(Collected data entries)

★ ★ ★ ★ ★ ★ ★

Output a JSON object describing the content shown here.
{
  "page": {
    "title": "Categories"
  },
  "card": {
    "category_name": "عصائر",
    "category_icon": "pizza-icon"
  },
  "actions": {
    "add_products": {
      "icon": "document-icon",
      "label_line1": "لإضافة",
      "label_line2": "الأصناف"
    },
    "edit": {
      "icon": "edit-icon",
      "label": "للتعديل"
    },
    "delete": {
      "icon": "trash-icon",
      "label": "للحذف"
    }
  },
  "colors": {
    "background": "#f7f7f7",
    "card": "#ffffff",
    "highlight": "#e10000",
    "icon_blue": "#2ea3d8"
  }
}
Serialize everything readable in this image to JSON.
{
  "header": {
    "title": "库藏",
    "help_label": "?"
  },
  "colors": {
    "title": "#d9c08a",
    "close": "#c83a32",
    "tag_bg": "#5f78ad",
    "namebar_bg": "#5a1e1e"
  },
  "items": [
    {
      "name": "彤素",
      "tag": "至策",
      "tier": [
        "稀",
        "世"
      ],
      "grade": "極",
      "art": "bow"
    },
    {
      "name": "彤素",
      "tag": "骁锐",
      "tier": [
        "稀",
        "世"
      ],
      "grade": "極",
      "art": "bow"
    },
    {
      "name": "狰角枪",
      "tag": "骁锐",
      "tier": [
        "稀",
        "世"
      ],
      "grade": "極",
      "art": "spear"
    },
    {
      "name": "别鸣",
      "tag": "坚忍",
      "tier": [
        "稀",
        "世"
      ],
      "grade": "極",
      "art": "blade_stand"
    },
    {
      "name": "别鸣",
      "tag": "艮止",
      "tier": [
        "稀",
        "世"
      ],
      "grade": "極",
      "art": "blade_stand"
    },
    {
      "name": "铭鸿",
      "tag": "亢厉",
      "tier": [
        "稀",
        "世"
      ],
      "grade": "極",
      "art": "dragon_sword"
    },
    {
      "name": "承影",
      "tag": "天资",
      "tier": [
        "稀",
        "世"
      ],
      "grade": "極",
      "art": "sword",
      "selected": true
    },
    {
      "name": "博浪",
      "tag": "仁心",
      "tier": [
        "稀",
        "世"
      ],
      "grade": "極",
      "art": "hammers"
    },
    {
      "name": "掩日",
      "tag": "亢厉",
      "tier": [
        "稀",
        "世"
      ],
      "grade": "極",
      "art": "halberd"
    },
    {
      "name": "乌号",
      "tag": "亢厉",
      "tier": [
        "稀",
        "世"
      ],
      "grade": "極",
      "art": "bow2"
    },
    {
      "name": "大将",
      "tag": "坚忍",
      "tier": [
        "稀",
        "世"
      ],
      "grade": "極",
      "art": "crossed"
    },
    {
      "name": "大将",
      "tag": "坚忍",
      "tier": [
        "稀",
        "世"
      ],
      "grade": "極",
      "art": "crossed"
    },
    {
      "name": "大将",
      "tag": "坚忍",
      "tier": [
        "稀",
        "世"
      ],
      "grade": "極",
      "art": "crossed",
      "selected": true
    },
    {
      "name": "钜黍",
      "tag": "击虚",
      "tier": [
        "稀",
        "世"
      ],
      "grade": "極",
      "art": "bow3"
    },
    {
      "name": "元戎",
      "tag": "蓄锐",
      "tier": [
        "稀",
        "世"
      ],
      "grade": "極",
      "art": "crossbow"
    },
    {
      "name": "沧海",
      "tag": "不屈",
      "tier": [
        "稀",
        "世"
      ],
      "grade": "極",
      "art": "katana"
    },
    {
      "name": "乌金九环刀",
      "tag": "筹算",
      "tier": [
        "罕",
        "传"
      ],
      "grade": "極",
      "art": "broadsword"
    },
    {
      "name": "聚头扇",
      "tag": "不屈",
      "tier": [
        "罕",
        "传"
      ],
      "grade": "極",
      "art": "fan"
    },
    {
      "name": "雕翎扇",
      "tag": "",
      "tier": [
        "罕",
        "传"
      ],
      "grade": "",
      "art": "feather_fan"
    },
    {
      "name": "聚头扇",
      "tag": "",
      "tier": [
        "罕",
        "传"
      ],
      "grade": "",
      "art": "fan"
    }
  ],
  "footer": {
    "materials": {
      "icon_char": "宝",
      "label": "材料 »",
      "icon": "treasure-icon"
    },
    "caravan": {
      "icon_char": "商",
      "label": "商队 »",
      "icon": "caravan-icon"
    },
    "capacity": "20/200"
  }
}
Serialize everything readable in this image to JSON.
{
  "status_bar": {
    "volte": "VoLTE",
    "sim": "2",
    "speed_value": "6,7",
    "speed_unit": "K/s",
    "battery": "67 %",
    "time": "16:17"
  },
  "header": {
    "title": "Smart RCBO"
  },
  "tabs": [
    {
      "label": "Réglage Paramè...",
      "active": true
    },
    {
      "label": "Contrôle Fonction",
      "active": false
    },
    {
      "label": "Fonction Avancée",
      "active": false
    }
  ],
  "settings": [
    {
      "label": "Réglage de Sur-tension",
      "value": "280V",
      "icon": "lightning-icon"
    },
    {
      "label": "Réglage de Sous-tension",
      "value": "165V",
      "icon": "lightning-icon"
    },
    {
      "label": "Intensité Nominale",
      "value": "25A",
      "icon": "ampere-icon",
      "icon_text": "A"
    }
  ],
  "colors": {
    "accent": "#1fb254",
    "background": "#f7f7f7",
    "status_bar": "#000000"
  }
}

★ ★ ★ ★ ★ ★ ★

§ What this task involves
Report each line of the material above where the word "Fonction" appears.

§ Task solution
      "label": "Contrôle Fonction",
      "label": "Fonction Avancée",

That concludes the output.